(Stored records)
+++
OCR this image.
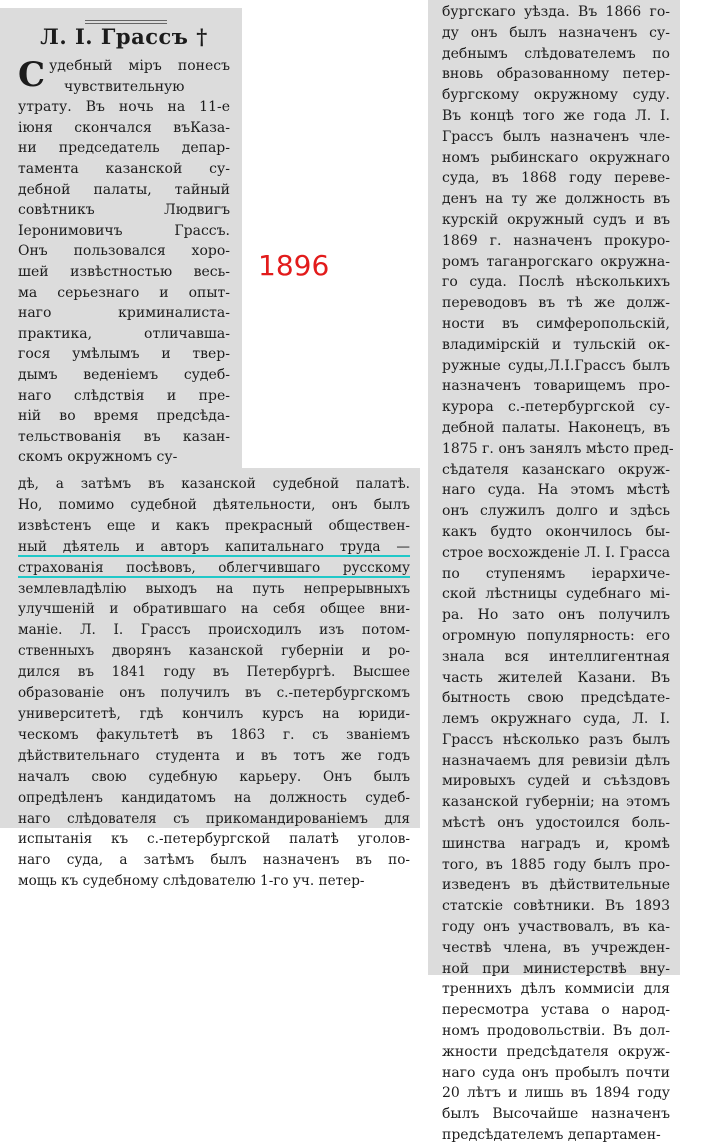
Л. I. Грассъ †
С удебный міръ понесъ
чувствительную
утрату. Въ ночь на 11-е
іюня скончался въКаза-
ни председатель депар-
тамента казанской су-
дебной палаты, тайный
совѣтникъ Людвигъ
Іеронимовичъ Грассъ.
Онъ пользовался хоро-
шей извѣстностью весь-
ма серьезнаго и опыт-
наго криминалиста-
практика, отличавша-
гося умѣлымъ и твер-
дымъ веденіемъ судеб-
наго слѣдствія и пре-
ній во время предсѣда-
тельствованія въ казан-
скомъ окружномъ су-
1896
дѣ, а затѣмъ въ казанской судебной палатѣ.
Но, помимо судебной дѣятельности, онъ былъ
извѣстенъ еще и какъ прекрасный обществен-
ный дѣятель и авторъ капитальнаго труда —
страхованія посѣвовъ, облегчившаго русскому
землевладѣлію выходъ на путь непрерывныхъ
улучшеній и обратившаго на себя общее вни-
маніе. Л. I. Грассъ происходилъ изъ потом-
ственныхъ дворянъ казанской губерніи и ро-
дился въ 1841 году въ Петербургѣ. Высшее
образованіе онъ получилъ въ с.-петербургскомъ
университетѣ, гдѣ кончилъ курсъ на юриди-
ческомъ факультетѣ въ 1863 г. съ званіемъ
дѣйствительнаго студента и въ тотъ же годъ
началъ свою судебную карьеру. Онъ былъ
опредѣленъ кандидатомъ на должность судеб-
наго слѣдователя съ прикомандированіемъ для
испытанія къ с.-петербургской палатѣ уголов-
наго суда, а затѣмъ былъ назначенъ въ по-
мощь къ судебному слѣдователю 1-го уч. петер-
бургскаго уѣзда. Въ 1866 го-
ду онъ былъ назначенъ су-
дебнымъ слѣдователемъ по
вновь образованному петер-
бургскому окружному суду.
Въ концѣ того же года Л. I.
Грассъ былъ назначенъ чле-
номъ рыбинскаго окружнаго
суда, въ 1868 году переве-
денъ на ту же должность въ
курскій окружный судъ и въ
1869 г. назначенъ прокуро-
ромъ таганрогскаго окружна-
го суда. Послѣ нѣсколькихъ
переводовъ въ тѣ же долж-
ности въ симферопольскій,
владимірскій и тульскій ок-
ружные суды,Л.I.Грассъ былъ
назначенъ товарищемъ про-
курора с.-петербургской су-
дебной палаты. Наконецъ, въ
1875 г. онъ занялъ мѣсто пред-
сѣдателя казанскаго окруж-
наго суда. На этомъ мѣстѣ
онъ служилъ долго и здѣсь
какъ будто окончилось бы-
строе восхожденіе Л. I. Грасса
по ступенямъ іерархиче-
ской лѣстницы судебнаго мі-
ра. Но зато онъ получилъ
огромную популярность: его
знала вся интеллигентная
часть жителей Казани. Въ
бытность свою предсѣдате-
лемъ окружнаго суда, Л. I.
Грассъ нѣсколько разъ былъ
назначаемъ для ревизіи дѣлъ
мировыхъ судей и съѣздовъ
казанской губерніи; на этомъ
мѣстѣ онъ удостоился боль-
шинства наградъ и, кромѣ
того, въ 1885 году былъ про-
изведенъ въ дѣйствительные
статскіе совѣтники. Въ 1893
году онъ участвовалъ, въ ка-
чествѣ члена, въ учрежден-
ной при министерствѣ вну-
треннихъ дѣлъ коммисіи для
пересмотра устава о народ-
номъ продовольствіи. Въ дол-
жности предсѣдателя окруж-
наго суда онъ пробылъ почти
20 лѣтъ и лишь въ 1894 году
былъ Высочайше назначенъ
предсѣдателемъ департамен-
+++
**What the task asks**
Retype the data above exactly; pictures are not part of the copy.

**Exercise output**
OCR this image.
Л. I. Грассъ †
С удебный міръ понесъ
чувствительную
утрату. Въ ночь на 11-е
іюня скончался въКаза-
ни председатель депар-
тамента казанской су-
дебной палаты, тайный
совѣтникъ Людвигъ
Іеронимовичъ Грассъ.
Онъ пользовался хоро-
шей извѣстностью весь-
ма серьезнаго и опыт-
наго криминалиста-
практика, отличавша-
гося умѣлымъ и твер-
дымъ веденіемъ судеб-
наго слѣдствія и пре-
ній во время предсѣда-
тельствованія въ казан-
скомъ окружномъ су-
1896
дѣ, а затѣмъ въ казанской судебной палатѣ.
Но, помимо судебной дѣятельности, онъ былъ
извѣстенъ еще и какъ прекрасный обществен-
ный дѣятель и авторъ капитальнаго труда —
страхованія посѣвовъ, облегчившаго русскому
землевладѣлію выходъ на путь непрерывныхъ
улучшеній и обратившаго на себя общее вни-
маніе. Л. I. Грассъ происходилъ изъ потом-
ственныхъ дворянъ казанской губерніи и ро-
дился въ 1841 году въ Петербургѣ. Высшее
образованіе онъ получилъ въ с.-петербургскомъ
университетѣ, гдѣ кончилъ курсъ на юриди-
ческомъ факультетѣ въ 1863 г. съ званіемъ
дѣйствительнаго студента и въ тотъ же годъ
началъ свою судебную карьеру. Онъ былъ
опредѣленъ кандидатомъ на должность судеб-
наго слѣдователя съ прикомандированіемъ для
испытанія къ с.-петербургской палатѣ уголов-
наго суда, а затѣмъ былъ назначенъ въ по-
мощь къ судебному слѣдователю 1-го уч. петер-
бургскаго уѣзда. Въ 1866 го-
ду онъ былъ назначенъ су-
дебнымъ слѣдователемъ по
вновь образованному петер-
бургскому окружному суду.
Въ концѣ того же года Л. I.
Грассъ былъ назначенъ чле-
номъ рыбинскаго окружнаго
суда, въ 1868 году переве-
денъ на ту же должность въ
курскій окружный судъ и въ
1869 г. назначенъ прокуро-
ромъ таганрогскаго окружна-
го суда. Послѣ нѣсколькихъ
переводовъ въ тѣ же долж-
ности въ симферопольскій,
владимірскій и тульскій ок-
ружные суды,Л.I.Грассъ былъ
назначенъ товарищемъ про-
курора с.-петербургской су-
дебной палаты. Наконецъ, въ
1875 г. онъ занялъ мѣсто пред-
сѣдателя казанскаго окруж-
наго суда. На этомъ мѣстѣ
онъ служилъ долго и здѣсь
какъ будто окончилось бы-
строе восхожденіе Л. I. Грасса
по ступенямъ іерархиче-
ской лѣстницы судебнаго мі-
ра. Но зато онъ получилъ
огромную популярность: его
знала вся интеллигентная
часть жителей Казани. Въ
бытность свою предсѣдате-
лемъ окружнаго суда, Л. I.
Грассъ нѣсколько разъ былъ
назначаемъ для ревизіи дѣлъ
мировыхъ судей и съѣздовъ
казанской губерніи; на этомъ
мѣстѣ онъ удостоился боль-
шинства наградъ и, кромѣ
того, въ 1885 году былъ про-
изведенъ въ дѣйствительные
статскіе совѣтники. Въ 1893
году онъ участвовалъ, въ ка-
чествѣ члена, въ учрежден-
ной при министерствѣ вну-
треннихъ дѣлъ коммисіи для
пересмотра устава о народ-
номъ продовольствіи. Въ дол-
жности предсѣдателя окруж-
наго суда онъ пробылъ почти
20 лѣтъ и лишь въ 1894 году
былъ Высочайше назначенъ
предсѣдателемъ департамен-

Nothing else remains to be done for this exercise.